• EXERCISE DIRECTIONS
Transcribe the records in full, keeping every character as it is.

Extracted data entries:
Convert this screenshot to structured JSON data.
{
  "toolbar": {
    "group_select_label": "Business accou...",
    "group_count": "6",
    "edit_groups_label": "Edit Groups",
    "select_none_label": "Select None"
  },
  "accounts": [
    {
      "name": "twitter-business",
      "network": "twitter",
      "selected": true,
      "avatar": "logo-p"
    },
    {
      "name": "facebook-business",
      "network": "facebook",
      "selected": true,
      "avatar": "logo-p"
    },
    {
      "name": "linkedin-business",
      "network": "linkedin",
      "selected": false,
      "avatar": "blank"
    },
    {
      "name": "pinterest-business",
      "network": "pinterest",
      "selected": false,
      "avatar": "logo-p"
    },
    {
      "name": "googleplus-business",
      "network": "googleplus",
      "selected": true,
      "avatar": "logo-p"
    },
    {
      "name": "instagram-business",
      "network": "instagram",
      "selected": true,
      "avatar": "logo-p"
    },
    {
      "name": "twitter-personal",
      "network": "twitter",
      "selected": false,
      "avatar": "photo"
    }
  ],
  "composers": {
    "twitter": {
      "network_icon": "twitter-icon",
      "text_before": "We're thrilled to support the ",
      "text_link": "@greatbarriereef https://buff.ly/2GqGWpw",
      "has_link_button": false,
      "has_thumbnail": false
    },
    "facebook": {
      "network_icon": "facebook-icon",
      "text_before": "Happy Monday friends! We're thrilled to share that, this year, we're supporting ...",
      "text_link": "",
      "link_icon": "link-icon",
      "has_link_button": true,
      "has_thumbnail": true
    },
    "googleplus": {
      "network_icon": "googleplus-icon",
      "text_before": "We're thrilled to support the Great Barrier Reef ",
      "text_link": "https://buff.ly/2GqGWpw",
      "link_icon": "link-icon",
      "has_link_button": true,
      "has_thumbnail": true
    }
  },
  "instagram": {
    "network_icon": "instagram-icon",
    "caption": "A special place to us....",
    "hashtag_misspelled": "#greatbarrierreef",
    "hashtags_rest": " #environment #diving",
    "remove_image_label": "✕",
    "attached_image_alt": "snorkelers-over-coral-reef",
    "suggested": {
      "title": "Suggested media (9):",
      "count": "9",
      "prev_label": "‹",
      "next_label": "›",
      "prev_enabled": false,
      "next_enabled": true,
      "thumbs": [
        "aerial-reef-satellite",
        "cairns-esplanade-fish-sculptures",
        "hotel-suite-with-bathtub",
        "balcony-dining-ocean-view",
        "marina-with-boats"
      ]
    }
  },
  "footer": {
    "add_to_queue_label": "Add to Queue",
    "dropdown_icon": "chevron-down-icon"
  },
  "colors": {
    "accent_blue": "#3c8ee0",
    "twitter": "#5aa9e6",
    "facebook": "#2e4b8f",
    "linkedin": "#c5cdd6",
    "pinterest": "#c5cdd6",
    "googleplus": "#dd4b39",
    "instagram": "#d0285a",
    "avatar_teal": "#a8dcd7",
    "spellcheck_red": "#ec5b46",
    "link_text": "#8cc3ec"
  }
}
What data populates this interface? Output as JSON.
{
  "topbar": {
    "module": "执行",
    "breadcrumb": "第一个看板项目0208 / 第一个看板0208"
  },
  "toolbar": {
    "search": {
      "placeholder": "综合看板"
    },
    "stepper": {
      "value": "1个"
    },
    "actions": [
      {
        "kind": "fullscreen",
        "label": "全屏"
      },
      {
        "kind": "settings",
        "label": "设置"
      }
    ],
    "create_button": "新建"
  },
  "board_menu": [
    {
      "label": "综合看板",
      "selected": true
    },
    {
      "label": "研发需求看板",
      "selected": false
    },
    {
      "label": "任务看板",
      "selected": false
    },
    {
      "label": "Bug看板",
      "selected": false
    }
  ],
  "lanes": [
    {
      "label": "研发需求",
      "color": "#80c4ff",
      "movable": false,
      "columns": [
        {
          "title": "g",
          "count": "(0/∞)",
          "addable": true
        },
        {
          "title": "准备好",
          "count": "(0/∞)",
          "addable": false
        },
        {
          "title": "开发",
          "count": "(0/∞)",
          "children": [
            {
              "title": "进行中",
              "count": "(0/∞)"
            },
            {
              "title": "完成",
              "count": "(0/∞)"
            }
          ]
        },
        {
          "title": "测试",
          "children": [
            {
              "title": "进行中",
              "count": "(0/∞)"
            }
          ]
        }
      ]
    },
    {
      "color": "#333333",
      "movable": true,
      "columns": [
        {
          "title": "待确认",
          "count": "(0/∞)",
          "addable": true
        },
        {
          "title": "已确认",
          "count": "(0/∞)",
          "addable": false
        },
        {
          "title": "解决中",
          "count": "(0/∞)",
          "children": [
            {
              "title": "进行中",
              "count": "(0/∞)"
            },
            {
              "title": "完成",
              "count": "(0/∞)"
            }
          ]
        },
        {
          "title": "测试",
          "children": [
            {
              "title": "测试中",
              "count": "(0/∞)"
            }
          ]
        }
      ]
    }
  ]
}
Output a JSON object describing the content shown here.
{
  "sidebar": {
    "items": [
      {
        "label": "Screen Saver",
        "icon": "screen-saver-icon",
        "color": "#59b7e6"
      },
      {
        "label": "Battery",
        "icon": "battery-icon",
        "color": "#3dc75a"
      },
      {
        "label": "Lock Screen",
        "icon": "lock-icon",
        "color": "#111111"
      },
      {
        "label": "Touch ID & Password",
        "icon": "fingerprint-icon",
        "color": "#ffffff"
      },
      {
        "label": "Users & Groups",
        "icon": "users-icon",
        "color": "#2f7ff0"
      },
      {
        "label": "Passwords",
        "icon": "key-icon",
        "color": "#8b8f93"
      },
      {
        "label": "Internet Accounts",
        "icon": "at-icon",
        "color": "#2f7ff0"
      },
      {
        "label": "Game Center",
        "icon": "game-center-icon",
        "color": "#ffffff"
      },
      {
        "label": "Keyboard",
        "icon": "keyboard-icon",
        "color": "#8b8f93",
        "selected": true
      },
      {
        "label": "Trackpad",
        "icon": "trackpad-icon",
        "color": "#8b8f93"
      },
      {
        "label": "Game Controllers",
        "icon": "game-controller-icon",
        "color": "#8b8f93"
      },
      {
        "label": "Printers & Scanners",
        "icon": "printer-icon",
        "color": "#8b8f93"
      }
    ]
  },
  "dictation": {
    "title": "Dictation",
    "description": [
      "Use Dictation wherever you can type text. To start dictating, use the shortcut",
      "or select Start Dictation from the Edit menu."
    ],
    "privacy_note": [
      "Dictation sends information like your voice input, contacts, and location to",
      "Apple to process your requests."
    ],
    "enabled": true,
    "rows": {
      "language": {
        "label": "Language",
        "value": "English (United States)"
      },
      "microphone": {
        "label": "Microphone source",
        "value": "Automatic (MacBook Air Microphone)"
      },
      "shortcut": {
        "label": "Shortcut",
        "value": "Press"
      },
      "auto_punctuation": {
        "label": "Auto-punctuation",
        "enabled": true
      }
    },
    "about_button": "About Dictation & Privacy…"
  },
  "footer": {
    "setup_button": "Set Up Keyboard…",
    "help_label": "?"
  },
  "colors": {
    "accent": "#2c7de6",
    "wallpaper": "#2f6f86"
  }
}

• FULL OUTPUT
Convert this screenshot to structured JSON data.
{
  "toolbar": {
    "group_select_label": "Business accou...",
    "group_count": "6",
    "edit_groups_label": "Edit Groups",
    "select_none_label": "Select None"
  },
  "accounts": [
    {
      "name": "twitter-business",
      "network": "twitter",
      "selected": true,
      "avatar": "logo-p"
    },
    {
      "name": "facebook-business",
      "network": "facebook",
      "selected": true,
      "avatar": "logo-p"
    },
    {
      "name": "linkedin-business",
      "network": "linkedin",
      "selected": false,
      "avatar": "blank"
    },
    {
      "name": "pinterest-business",
      "network": "pinterest",
      "selected": false,
      "avatar": "logo-p"
    },
    {
      "name": "googleplus-business",
      "network": "googleplus",
      "selected": true,
      "avatar": "logo-p"
    },
    {
      "name": "instagram-business",
      "network": "instagram",
      "selected": true,
      "avatar": "logo-p"
    },
    {
      "name": "twitter-personal",
      "network": "twitter",
      "selected": false,
      "avatar": "photo"
    }
  ],
  "composers": {
    "twitter": {
      "network_icon": "twitter-icon",
      "text_before": "We're thrilled to support the ",
      "text_link": "@greatbarriereef https://buff.ly/2GqGWpw",
      "has_link_button": false,
      "has_thumbnail": false
    },
    "facebook": {
      "network_icon": "facebook-icon",
      "text_before": "Happy Monday friends! We're thrilled to share that, this year, we're supporting ...",
      "text_link": "",
      "link_icon": "link-icon",
      "has_link_button": true,
      "has_thumbnail": true
    },
    "googleplus": {
      "network_icon": "googleplus-icon",
      "text_before": "We're thrilled to support the Great Barrier Reef ",
      "text_link": "https://buff.ly/2GqGWpw",
      "link_icon": "link-icon",
      "has_link_button": true,
      "has_thumbnail": true
    }
  },
  "instagram": {
    "network_icon": "instagram-icon",
    "caption": "A special place to us....",
    "hashtag_misspelled": "#greatbarrierreef",
    "hashtags_rest": " #environment #diving",
    "remove_image_label": "✕",
    "attached_image_alt": "snorkelers-over-coral-reef",
    "suggested": {
      "title": "Suggested media (9):",
      "count": "9",
      "prev_label": "‹",
      "next_label": "›",
      "prev_enabled": false,
      "next_enabled": true,
      "thumbs": [
        "aerial-reef-satellite",
        "cairns-esplanade-fish-sculptures",
        "hotel-suite-with-bathtub",
        "balcony-dining-ocean-view",
        "marina-with-boats"
      ]
    }
  },
  "footer": {
    "add_to_queue_label": "Add to Queue",
    "dropdown_icon": "chevron-down-icon"
  },
  "colors": {
    "accent_blue": "#3c8ee0",
    "twitter": "#5aa9e6",
    "facebook": "#2e4b8f",
    "linkedin": "#c5cdd6",
    "pinterest": "#c5cdd6",
    "googleplus": "#dd4b39",
    "instagram": "#d0285a",
    "avatar_teal": "#a8dcd7",
    "spellcheck_red": "#ec5b46",
    "link_text": "#8cc3ec"
  }
}
What data populates this interface? Output as JSON.
{
  "topbar": {
    "module": "执行",
    "breadcrumb": "第一个看板项目0208 / 第一个看板0208"
  },
  "toolbar": {
    "search": {
      "placeholder": "综合看板"
    },
    "stepper": {
      "value": "1个"
    },
    "actions": [
      {
        "kind": "fullscreen",
        "label": "全屏"
      },
      {
        "kind": "settings",
        "label": "设置"
      }
    ],
    "create_button": "新建"
  },
  "board_menu": [
    {
      "label": "综合看板",
      "selected": true
    },
    {
      "label": "研发需求看板",
      "selected": false
    },
    {
      "label": "任务看板",
      "selected": false
    },
    {
      "label": "Bug看板",
      "selected": false
    }
  ],
  "lanes": [
    {
      "label": "研发需求",
      "color": "#80c4ff",
      "movable": false,
      "columns": [
        {
          "title": "g",
          "count": "(0/∞)",
          "addable": true
        },
        {
          "title": "准备好",
          "count": "(0/∞)",
          "addable": false
        },
        {
          "title": "开发",
          "count": "(0/∞)",
          "children": [
            {
              "title": "进行中",
              "count": "(0/∞)"
            },
            {
              "title": "完成",
              "count": "(0/∞)"
            }
          ]
        },
        {
          "title": "测试",
          "children": [
            {
              "title": "进行中",
              "count": "(0/∞)"
            }
          ]
        }
      ]
    },
    {
      "color": "#333333",
      "movable": true,
      "columns": [
        {
          "title": "待确认",
          "count": "(0/∞)",
          "addable": true
        },
        {
          "title": "已确认",
          "count": "(0/∞)",
          "addable": false
        },
        {
          "title": "解决中",
          "count": "(0/∞)",
          "children": [
            {
              "title": "进行中",
              "count": "(0/∞)"
            },
            {
              "title": "完成",
              "count": "(0/∞)"
            }
          ]
        },
        {
          "title": "测试",
          "children": [
            {
              "title": "测试中",
              "count": "(0/∞)"
            }
          ]
        }
      ]
    }
  ]
}
Output a JSON object describing the content shown here.
{
  "sidebar": {
    "items": [
      {
        "label": "Screen Saver",
        "icon": "screen-saver-icon",
        "color": "#59b7e6"
      },
      {
        "label": "Battery",
        "icon": "battery-icon",
        "color": "#3dc75a"
      },
      {
        "label": "Lock Screen",
        "icon": "lock-icon",
        "color": "#111111"
      },
      {
        "label": "Touch ID & Password",
        "icon": "fingerprint-icon",
        "color": "#ffffff"
      },
      {
        "label": "Users & Groups",
        "icon": "users-icon",
        "color": "#2f7ff0"
      },
      {
        "label": "Passwords",
        "icon": "key-icon",
        "color": "#8b8f93"
      },
      {
        "label": "Internet Accounts",
        "icon": "at-icon",
        "color": "#2f7ff0"
      },
      {
        "label": "Game Center",
        "icon": "game-center-icon",
        "color": "#ffffff"
      },
      {
        "label": "Keyboard",
        "icon": "keyboard-icon",
        "color": "#8b8f93",
        "selected": true
      },
      {
        "label": "Trackpad",
        "icon": "trackpad-icon",
        "color": "#8b8f93"
      },
      {
        "label": "Game Controllers",
        "icon": "game-controller-icon",
        "color": "#8b8f93"
      },
      {
        "label": "Printers & Scanners",
        "icon": "printer-icon",
        "color": "#8b8f93"
      }
    ]
  },
  "dictation": {
    "title": "Dictation",
    "description": [
      "Use Dictation wherever you can type text. To start dictating, use the shortcut",
      "or select Start Dictation from the Edit menu."
    ],
    "privacy_note": [
      "Dictation sends information like your voice input, contacts, and location to",
      "Apple to process your requests."
    ],
    "enabled": true,
    "rows": {
      "language": {
        "label": "Language",
        "value": "English (United States)"
      },
      "microphone": {
        "label": "Microphone source",
        "value": "Automatic (MacBook Air Microphone)"
      },
      "shortcut": {
        "label": "Shortcut",
        "value": "Press"
      },
      "auto_punctuation": {
        "label": "Auto-punctuation",
        "enabled": true
      }
    },
    "about_button": "About Dictation & Privacy…"
  },
  "footer": {
    "setup_button": "Set Up Keyboard…",
    "help_label": "?"
  },
  "colors": {
    "accent": "#2c7de6",
    "wallpaper": "#2f6f86"
  }
}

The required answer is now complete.